→ **STATED GOAL**: Output all entries verbatim. Skip pictures.

[Figure record listings]
■ ■ ■

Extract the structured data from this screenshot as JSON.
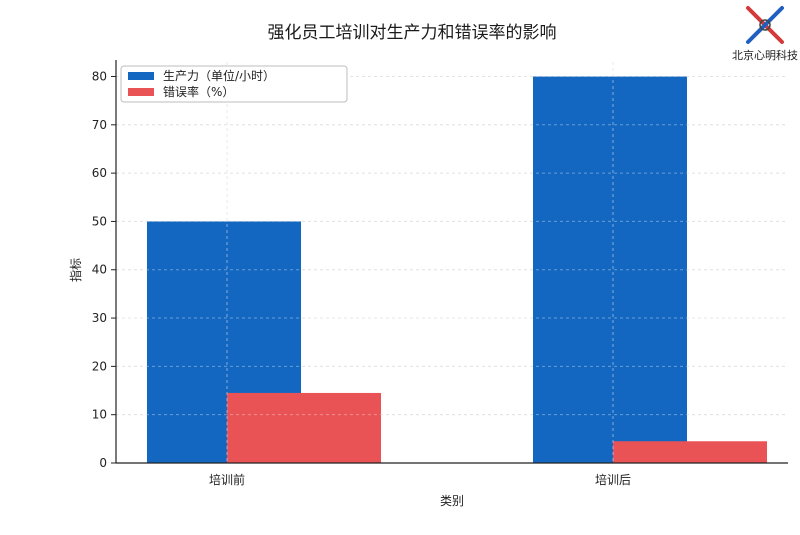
{
  "logo": {
    "text": "北京心明科技",
    "colors": [
      "#d43a3a",
      "#1f5fbf"
    ]
  },
  "chart_data": {
    "type": "bar",
    "title": "强化员工培训对生产力和错误率的影响",
    "xlabel": "类别",
    "ylabel": "指标",
    "categories": [
      "培训前",
      "培训后"
    ],
    "series": [
      {
        "name": "生产力（单位/小时）",
        "values": [
          50,
          80
        ],
        "color": "#1467c0"
      },
      {
        "name": "错误率（%）",
        "values": [
          14.5,
          4.5
        ],
        "color": "#ea5356"
      }
    ],
    "ylim": [
      0,
      83
    ],
    "yticks": [
      0,
      10,
      20,
      30,
      40,
      50,
      60,
      70,
      80
    ],
    "grid": true,
    "legend_position": "top-left"
  }
}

■ ■ ■

→ **WRITTEN REPLY**:
Extract the structured data from this screenshot as JSON.
{
  "logo": {
    "text": "北京心明科技",
    "colors": [
      "#d43a3a",
      "#1f5fbf"
    ]
  },
  "chart_data": {
    "type": "bar",
    "title": "强化员工培训对生产力和错误率的影响",
    "xlabel": "类别",
    "ylabel": "指标",
    "categories": [
      "培训前",
      "培训后"
    ],
    "series": [
      {
        "name": "生产力（单位/小时）",
        "values": [
          50,
          80
        ],
        "color": "#1467c0"
      },
      {
        "name": "错误率（%）",
        "values": [
          14.5,
          4.5
        ],
        "color": "#ea5356"
      }
    ],
    "ylim": [
      0,
      83
    ],
    "yticks": [
      0,
      10,
      20,
      30,
      40,
      50,
      60,
      70,
      80
    ],
    "grid": true,
    "legend_position": "top-left"
  }
}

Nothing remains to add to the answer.